[Requirements]
Repeat each entry as written and leave the images out of the copy.

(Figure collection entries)
##########

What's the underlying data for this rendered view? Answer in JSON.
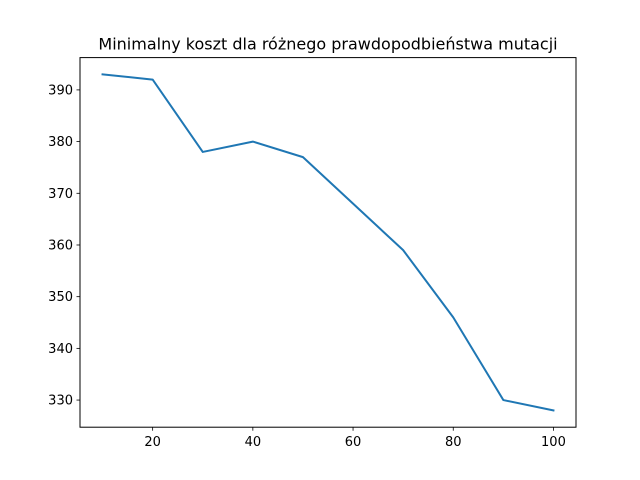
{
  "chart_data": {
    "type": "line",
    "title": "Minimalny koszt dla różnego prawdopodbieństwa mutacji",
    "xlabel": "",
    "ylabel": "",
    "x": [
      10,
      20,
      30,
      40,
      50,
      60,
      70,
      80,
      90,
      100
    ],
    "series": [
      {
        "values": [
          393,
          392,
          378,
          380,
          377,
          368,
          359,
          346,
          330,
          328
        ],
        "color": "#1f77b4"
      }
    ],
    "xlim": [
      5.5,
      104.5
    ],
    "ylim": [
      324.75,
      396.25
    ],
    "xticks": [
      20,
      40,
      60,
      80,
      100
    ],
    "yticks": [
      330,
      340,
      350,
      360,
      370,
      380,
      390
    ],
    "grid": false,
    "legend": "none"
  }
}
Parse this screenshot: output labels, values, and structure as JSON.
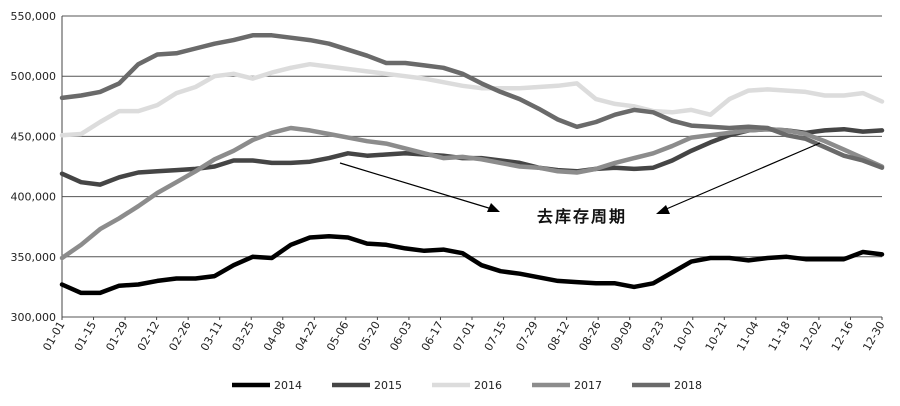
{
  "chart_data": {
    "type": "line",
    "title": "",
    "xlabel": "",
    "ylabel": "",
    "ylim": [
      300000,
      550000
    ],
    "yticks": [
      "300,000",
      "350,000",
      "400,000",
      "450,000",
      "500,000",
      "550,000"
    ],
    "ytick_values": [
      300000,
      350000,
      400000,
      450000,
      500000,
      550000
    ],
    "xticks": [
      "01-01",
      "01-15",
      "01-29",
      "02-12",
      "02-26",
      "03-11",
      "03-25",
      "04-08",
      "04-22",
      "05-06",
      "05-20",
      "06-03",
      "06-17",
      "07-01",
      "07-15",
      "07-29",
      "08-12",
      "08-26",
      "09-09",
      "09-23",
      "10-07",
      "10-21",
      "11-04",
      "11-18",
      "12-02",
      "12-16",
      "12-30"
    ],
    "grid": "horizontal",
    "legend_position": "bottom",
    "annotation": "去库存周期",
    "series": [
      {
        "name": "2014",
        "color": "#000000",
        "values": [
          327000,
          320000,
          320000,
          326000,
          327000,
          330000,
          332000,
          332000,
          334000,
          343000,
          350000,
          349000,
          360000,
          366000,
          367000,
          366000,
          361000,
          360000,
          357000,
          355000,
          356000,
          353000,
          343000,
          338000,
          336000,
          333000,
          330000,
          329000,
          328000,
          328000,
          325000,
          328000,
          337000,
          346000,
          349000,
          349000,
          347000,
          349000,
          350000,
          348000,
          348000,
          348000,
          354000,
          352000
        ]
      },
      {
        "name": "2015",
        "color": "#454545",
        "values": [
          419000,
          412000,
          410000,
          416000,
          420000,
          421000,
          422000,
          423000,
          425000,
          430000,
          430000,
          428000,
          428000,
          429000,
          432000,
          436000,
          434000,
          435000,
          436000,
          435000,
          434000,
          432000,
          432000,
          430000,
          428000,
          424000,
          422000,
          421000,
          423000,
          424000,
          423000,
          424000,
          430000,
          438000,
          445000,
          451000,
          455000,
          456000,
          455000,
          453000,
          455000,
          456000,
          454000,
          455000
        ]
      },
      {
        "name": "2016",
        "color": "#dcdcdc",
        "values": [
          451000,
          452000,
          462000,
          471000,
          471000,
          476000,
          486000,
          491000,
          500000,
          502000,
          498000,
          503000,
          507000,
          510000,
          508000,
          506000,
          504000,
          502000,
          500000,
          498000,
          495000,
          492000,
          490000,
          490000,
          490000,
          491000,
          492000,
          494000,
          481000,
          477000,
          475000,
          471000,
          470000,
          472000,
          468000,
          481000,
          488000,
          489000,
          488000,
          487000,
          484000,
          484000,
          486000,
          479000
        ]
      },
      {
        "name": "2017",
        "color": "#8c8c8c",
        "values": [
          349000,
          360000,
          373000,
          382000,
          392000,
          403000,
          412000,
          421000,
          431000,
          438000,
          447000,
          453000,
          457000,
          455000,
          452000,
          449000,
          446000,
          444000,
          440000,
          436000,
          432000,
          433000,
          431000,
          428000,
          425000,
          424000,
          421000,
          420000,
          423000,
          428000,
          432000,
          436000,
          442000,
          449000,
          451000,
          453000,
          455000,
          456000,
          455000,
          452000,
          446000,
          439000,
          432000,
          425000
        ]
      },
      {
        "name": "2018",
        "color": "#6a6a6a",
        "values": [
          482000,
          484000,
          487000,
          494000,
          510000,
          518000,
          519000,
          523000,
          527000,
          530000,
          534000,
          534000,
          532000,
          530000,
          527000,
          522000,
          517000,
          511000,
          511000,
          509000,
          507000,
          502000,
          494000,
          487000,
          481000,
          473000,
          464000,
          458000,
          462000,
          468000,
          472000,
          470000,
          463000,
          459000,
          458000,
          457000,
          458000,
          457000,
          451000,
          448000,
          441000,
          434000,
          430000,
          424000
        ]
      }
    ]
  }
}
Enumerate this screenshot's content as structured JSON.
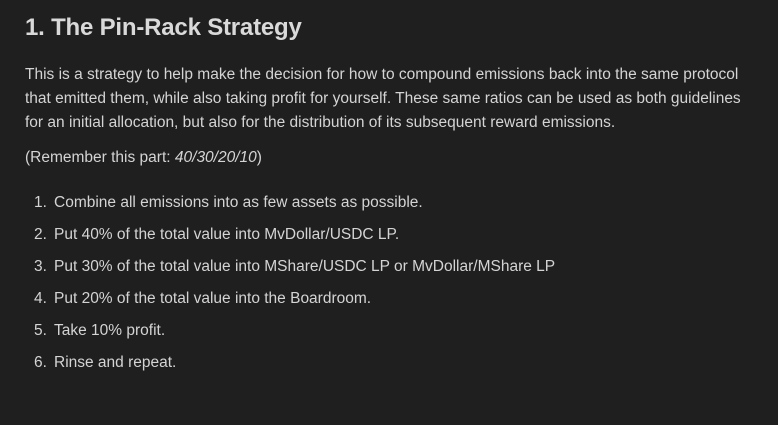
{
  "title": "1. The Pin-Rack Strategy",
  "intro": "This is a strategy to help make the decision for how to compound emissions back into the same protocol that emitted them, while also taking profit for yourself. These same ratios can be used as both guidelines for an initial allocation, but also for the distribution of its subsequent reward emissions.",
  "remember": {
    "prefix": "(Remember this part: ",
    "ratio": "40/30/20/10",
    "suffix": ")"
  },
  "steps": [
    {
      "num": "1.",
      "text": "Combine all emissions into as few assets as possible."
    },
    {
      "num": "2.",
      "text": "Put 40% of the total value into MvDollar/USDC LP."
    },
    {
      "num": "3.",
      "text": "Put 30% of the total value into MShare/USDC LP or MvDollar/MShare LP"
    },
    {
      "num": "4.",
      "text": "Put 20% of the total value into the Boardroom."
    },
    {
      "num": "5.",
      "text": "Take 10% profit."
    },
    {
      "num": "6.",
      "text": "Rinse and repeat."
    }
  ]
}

##########

[Worked answer]
What's the underlying data for this rendered view? Answer in JSON.
{
  "chart_data": {
    "type": "line",
    "title": "Minimalny koszt dla różnego prawdopodbieństwa mutacji",
    "xlabel": "",
    "ylabel": "",
    "x": [
      10,
      20,
      30,
      40,
      50,
      60,
      70,
      80,
      90,
      100
    ],
    "series": [
      {
        "values": [
          393,
          392,
          378,
          380,
          377,
          368,
          359,
          346,
          330,
          328
        ],
        "color": "#1f77b4"
      }
    ],
    "xlim": [
      5.5,
      104.5
    ],
    "ylim": [
      324.75,
      396.25
    ],
    "xticks": [
      20,
      40,
      60,
      80,
      100
    ],
    "yticks": [
      330,
      340,
      350,
      360,
      370,
      380,
      390
    ],
    "grid": false,
    "legend": "none"
  }
}
Parse this screenshot: output labels, values, and structure as JSON.
{
  "chart_data": {
    "type": "line",
    "title": "",
    "xlabel": "",
    "ylabel": "",
    "ylim": [
      300000,
      550000
    ],
    "yticks": [
      "300,000",
      "350,000",
      "400,000",
      "450,000",
      "500,000",
      "550,000"
    ],
    "ytick_values": [
      300000,
      350000,
      400000,
      450000,
      500000,
      550000
    ],
    "xticks": [
      "01-01",
      "01-15",
      "01-29",
      "02-12",
      "02-26",
      "03-11",
      "03-25",
      "04-08",
      "04-22",
      "05-06",
      "05-20",
      "06-03",
      "06-17",
      "07-01",
      "07-15",
      "07-29",
      "08-12",
      "08-26",
      "09-09",
      "09-23",
      "10-07",
      "10-21",
      "11-04",
      "11-18",
      "12-02",
      "12-16",
      "12-30"
    ],
    "grid": "horizontal",
    "legend_position": "bottom",
    "annotation": "去库存周期",
    "series": [
      {
        "name": "2014",
        "color": "#000000",
        "values": [
          327000,
          320000,
          320000,
          326000,
          327000,
          330000,
          332000,
          332000,
          334000,
          343000,
          350000,
          349000,
          360000,
          366000,
          367000,
          366000,
          361000,
          360000,
          357000,
          355000,
          356000,
          353000,
          343000,
          338000,
          336000,
          333000,
          330000,
          329000,
          328000,
          328000,
          325000,
          328000,
          337000,
          346000,
          349000,
          349000,
          347000,
          349000,
          350000,
          348000,
          348000,
          348000,
          354000,
          352000
        ]
      },
      {
        "name": "2015",
        "color": "#454545",
        "values": [
          419000,
          412000,
          410000,
          416000,
          420000,
          421000,
          422000,
          423000,
          425000,
          430000,
          430000,
          428000,
          428000,
          429000,
          432000,
          436000,
          434000,
          435000,
          436000,
          435000,
          434000,
          432000,
          432000,
          430000,
          428000,
          424000,
          422000,
          421000,
          423000,
          424000,
          423000,
          424000,
          430000,
          438000,
          445000,
          451000,
          455000,
          456000,
          455000,
          453000,
          455000,
          456000,
          454000,
          455000
        ]
      },
      {
        "name": "2016",
        "color": "#dcdcdc",
        "values": [
          451000,
          452000,
          462000,
          471000,
          471000,
          476000,
          486000,
          491000,
          500000,
          502000,
          498000,
          503000,
          507000,
          510000,
          508000,
          506000,
          504000,
          502000,
          500000,
          498000,
          495000,
          492000,
          490000,
          490000,
          490000,
          491000,
          492000,
          494000,
          481000,
          477000,
          475000,
          471000,
          470000,
          472000,
          468000,
          481000,
          488000,
          489000,
          488000,
          487000,
          484000,
          484000,
          486000,
          479000
        ]
      },
      {
        "name": "2017",
        "color": "#8c8c8c",
        "values": [
          349000,
          360000,
          373000,
          382000,
          392000,
          403000,
          412000,
          421000,
          431000,
          438000,
          447000,
          453000,
          457000,
          455000,
          452000,
          449000,
          446000,
          444000,
          440000,
          436000,
          432000,
          433000,
          431000,
          428000,
          425000,
          424000,
          421000,
          420000,
          423000,
          428000,
          432000,
          436000,
          442000,
          449000,
          451000,
          453000,
          455000,
          456000,
          455000,
          452000,
          446000,
          439000,
          432000,
          425000
        ]
      },
      {
        "name": "2018",
        "color": "#6a6a6a",
        "values": [
          482000,
          484000,
          487000,
          494000,
          510000,
          518000,
          519000,
          523000,
          527000,
          530000,
          534000,
          534000,
          532000,
          530000,
          527000,
          522000,
          517000,
          511000,
          511000,
          509000,
          507000,
          502000,
          494000,
          487000,
          481000,
          473000,
          464000,
          458000,
          462000,
          468000,
          472000,
          470000,
          463000,
          459000,
          458000,
          457000,
          458000,
          457000,
          451000,
          448000,
          441000,
          434000,
          430000,
          424000
        ]
      }
    ]
  }
}
Enumerate this screenshot's content as structured JSON.
{
  "title": "1. The Pin-Rack Strategy",
  "intro": "This is a strategy to help make the decision for how to compound emissions back into the same protocol that emitted them, while also taking profit for yourself. These same ratios can be used as both guidelines for an initial allocation, but also for the distribution of its subsequent reward emissions.",
  "remember": {
    "prefix": "(Remember this part: ",
    "ratio": "40/30/20/10",
    "suffix": ")"
  },
  "steps": [
    {
      "num": "1.",
      "text": "Combine all emissions into as few assets as possible."
    },
    {
      "num": "2.",
      "text": "Put 40% of the total value into MvDollar/USDC LP."
    },
    {
      "num": "3.",
      "text": "Put 30% of the total value into MShare/USDC LP or MvDollar/MShare LP"
    },
    {
      "num": "4.",
      "text": "Put 20% of the total value into the Boardroom."
    },
    {
      "num": "5.",
      "text": "Take 10% profit."
    },
    {
      "num": "6.",
      "text": "Rinse and repeat."
    }
  ]
}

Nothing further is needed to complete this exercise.